── The data ──

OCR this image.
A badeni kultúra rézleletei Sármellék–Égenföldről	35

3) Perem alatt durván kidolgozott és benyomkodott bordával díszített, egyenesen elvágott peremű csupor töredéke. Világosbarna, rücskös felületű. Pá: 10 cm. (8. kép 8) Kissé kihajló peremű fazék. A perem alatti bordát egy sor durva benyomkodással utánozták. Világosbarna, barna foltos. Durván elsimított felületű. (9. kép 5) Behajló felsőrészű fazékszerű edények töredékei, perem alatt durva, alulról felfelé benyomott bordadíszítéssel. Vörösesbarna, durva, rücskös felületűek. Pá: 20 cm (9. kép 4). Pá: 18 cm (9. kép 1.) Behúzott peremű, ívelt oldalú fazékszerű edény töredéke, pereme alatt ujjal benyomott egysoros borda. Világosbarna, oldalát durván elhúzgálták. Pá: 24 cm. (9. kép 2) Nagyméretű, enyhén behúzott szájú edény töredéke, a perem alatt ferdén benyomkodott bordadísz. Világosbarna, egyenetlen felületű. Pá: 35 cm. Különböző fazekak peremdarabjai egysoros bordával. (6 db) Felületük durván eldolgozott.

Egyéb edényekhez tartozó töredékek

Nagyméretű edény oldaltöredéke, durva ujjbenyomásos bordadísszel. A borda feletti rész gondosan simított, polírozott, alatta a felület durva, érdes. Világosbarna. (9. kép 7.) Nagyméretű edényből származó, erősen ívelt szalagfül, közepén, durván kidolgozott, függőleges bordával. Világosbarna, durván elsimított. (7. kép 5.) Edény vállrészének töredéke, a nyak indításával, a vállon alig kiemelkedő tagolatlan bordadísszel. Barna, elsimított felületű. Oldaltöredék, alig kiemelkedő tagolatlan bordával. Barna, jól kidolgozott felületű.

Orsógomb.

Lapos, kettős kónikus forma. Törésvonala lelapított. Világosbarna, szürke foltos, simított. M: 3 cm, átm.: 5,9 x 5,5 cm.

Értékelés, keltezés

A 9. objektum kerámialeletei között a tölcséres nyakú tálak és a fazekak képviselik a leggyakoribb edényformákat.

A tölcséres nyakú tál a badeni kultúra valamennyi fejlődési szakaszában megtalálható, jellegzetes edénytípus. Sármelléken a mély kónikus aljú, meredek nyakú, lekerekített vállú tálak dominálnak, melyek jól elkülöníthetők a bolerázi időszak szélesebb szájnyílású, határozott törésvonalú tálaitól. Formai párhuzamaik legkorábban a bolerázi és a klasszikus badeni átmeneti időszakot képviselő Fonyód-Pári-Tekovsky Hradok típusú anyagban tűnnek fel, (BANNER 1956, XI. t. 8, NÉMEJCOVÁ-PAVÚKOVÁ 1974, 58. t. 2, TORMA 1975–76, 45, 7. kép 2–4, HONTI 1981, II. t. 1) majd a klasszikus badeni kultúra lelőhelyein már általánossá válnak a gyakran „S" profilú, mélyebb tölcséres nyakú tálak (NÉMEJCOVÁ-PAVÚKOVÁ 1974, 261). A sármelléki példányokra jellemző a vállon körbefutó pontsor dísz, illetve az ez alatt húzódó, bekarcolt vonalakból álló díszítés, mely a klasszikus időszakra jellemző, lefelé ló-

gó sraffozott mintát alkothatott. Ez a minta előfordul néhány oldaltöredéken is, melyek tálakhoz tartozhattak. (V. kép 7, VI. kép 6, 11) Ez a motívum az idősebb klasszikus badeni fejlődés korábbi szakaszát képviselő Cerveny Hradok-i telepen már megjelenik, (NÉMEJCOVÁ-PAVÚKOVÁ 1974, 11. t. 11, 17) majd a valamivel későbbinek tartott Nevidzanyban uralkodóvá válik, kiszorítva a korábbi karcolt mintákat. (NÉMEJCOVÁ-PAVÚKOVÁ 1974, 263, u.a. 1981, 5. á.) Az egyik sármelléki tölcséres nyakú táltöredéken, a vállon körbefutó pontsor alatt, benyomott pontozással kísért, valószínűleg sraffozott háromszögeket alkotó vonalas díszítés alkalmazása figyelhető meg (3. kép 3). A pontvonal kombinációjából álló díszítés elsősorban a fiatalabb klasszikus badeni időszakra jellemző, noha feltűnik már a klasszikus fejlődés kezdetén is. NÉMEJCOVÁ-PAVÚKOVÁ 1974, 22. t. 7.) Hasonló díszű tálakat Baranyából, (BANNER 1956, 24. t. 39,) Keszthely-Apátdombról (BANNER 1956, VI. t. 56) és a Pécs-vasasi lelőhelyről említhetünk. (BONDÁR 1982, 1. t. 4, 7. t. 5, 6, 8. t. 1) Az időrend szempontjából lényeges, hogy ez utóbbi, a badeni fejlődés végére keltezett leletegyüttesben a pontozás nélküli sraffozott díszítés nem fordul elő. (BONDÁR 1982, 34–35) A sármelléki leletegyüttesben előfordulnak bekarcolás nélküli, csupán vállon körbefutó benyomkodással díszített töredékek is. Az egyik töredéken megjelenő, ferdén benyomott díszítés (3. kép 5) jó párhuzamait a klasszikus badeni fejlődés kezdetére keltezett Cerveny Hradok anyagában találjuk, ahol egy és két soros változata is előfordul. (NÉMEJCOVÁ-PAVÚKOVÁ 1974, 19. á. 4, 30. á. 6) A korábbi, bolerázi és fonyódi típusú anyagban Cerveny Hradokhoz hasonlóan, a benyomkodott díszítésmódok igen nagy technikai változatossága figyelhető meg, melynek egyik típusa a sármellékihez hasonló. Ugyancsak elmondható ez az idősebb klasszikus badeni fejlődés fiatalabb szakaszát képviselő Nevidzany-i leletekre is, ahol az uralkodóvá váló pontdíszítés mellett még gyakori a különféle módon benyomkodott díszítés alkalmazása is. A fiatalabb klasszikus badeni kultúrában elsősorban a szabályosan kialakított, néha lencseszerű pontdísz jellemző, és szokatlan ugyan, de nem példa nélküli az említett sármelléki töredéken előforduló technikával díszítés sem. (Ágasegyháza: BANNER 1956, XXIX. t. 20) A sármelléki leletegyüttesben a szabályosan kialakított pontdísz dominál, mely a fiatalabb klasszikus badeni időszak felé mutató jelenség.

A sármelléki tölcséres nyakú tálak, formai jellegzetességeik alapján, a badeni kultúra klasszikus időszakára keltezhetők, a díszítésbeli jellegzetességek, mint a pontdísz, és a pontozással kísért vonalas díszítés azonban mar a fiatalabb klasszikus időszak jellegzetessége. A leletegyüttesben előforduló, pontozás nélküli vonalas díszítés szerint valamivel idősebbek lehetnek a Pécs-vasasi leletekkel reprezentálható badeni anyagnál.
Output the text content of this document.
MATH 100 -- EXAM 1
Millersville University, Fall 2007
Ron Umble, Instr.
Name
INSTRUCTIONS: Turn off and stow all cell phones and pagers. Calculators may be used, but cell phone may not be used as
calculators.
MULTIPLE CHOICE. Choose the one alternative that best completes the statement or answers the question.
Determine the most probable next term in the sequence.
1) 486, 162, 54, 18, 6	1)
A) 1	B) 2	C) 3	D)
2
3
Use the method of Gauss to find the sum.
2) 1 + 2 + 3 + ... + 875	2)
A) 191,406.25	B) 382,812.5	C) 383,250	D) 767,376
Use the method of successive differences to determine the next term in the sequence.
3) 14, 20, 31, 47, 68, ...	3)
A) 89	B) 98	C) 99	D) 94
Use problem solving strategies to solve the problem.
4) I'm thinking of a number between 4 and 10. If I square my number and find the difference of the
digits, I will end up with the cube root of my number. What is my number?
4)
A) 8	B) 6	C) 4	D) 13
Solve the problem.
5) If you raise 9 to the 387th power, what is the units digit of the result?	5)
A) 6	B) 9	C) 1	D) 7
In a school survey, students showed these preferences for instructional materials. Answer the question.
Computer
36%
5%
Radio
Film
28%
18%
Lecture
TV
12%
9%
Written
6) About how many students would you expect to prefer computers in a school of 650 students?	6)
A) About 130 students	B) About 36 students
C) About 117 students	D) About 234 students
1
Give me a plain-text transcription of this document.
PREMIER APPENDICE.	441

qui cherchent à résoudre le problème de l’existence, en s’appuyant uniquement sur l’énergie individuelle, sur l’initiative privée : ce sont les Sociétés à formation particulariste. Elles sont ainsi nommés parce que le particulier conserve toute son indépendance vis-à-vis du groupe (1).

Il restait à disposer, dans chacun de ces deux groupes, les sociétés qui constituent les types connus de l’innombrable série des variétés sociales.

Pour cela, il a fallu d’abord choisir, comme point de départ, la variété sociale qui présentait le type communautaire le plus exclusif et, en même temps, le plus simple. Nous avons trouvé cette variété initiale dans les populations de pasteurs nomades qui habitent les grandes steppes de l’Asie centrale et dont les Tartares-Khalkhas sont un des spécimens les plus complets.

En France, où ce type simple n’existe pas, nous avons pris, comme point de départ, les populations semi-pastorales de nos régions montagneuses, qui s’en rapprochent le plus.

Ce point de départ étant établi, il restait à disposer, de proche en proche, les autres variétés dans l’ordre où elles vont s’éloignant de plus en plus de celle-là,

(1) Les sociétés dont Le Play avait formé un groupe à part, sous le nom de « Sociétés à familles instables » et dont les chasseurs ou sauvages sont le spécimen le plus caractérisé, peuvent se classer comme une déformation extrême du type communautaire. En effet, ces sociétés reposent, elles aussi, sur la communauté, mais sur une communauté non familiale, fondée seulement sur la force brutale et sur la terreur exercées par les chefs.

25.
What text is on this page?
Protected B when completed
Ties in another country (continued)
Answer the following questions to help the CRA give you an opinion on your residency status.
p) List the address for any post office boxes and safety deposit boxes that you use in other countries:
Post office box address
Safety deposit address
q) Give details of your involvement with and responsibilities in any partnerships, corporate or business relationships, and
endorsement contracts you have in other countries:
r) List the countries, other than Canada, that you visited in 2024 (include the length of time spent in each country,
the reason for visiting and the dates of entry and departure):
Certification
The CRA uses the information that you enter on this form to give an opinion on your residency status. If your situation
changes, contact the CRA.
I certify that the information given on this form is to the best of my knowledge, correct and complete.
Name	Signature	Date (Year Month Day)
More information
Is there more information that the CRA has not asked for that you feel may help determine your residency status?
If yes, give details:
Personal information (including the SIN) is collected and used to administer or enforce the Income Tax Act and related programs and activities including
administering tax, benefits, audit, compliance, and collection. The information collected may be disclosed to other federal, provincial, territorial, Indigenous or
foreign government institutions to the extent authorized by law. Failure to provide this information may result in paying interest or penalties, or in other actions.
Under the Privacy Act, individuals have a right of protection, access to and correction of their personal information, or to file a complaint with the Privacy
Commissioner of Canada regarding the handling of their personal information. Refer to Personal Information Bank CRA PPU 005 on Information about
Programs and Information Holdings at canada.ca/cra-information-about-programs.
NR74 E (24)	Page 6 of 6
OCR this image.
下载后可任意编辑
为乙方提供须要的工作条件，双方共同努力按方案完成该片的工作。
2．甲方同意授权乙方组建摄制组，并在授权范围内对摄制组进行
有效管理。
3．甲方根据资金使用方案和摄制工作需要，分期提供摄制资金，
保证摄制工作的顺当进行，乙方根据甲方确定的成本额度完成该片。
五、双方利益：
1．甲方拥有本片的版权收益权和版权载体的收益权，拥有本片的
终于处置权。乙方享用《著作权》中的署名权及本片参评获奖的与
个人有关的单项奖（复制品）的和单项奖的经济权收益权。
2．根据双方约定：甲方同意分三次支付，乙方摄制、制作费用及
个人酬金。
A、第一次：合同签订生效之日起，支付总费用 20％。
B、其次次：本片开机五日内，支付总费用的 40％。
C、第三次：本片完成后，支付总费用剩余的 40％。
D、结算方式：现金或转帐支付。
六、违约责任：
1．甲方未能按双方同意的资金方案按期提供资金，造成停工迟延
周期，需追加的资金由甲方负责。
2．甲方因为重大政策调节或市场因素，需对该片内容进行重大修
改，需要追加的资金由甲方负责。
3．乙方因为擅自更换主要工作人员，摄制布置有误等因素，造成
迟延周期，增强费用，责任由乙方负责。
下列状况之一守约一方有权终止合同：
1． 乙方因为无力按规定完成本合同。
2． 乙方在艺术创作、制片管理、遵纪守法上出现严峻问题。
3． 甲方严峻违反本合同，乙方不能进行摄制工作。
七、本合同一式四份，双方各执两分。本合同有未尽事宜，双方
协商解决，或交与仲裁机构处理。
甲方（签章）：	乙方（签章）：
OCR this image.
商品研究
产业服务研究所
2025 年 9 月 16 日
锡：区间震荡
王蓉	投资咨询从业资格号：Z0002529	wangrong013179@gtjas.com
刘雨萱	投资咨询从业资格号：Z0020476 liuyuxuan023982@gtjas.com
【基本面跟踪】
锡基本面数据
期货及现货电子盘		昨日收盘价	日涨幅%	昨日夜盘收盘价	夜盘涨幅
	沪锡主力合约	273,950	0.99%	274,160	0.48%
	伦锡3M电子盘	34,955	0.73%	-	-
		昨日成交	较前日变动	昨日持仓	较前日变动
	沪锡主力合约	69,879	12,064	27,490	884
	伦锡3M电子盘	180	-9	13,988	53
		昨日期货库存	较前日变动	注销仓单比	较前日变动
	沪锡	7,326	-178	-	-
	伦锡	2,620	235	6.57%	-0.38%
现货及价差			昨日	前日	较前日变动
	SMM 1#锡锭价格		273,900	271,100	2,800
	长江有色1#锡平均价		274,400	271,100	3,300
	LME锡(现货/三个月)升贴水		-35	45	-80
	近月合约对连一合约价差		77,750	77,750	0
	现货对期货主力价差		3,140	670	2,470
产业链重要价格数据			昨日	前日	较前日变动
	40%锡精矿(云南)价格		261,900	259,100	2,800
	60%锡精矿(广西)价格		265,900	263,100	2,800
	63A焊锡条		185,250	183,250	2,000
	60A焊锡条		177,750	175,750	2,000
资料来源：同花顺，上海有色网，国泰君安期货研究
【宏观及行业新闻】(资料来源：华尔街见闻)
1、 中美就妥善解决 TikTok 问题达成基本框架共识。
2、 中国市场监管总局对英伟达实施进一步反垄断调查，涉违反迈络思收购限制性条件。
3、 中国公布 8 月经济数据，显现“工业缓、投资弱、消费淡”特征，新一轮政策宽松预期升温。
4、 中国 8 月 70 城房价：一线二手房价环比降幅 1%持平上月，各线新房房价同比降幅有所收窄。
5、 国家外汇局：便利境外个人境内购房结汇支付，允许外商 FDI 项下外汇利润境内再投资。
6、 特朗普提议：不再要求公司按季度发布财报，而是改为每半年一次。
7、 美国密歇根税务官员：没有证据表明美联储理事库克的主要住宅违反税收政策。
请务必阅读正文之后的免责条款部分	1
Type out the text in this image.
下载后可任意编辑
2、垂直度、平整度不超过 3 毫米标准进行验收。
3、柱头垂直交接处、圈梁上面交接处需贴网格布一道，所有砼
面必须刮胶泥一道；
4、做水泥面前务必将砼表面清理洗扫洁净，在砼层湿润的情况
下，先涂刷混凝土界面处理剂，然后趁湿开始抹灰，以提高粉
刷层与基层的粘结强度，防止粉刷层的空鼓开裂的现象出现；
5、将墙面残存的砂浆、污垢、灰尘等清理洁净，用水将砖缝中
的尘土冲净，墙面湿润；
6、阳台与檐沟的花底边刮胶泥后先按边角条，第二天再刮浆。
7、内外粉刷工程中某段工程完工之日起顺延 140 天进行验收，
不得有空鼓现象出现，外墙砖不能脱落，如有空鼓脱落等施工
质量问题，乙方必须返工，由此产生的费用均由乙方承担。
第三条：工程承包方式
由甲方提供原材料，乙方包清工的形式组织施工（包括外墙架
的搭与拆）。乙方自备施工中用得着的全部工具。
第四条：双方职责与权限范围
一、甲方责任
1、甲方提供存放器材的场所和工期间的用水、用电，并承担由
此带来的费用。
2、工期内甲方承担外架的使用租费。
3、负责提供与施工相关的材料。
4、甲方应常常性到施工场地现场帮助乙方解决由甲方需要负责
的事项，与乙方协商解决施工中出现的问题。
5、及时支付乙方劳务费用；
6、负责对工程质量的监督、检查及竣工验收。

───

Task details
Search the lines above for the string "result", then show every one that has it.

Written response
5) If you raise 9 to the 387th power, what is the units digit of the result?	5)
foreign government institutions to the extent authorized by law. Failure to provide this information may result in paying interest or penalties, or in other actions.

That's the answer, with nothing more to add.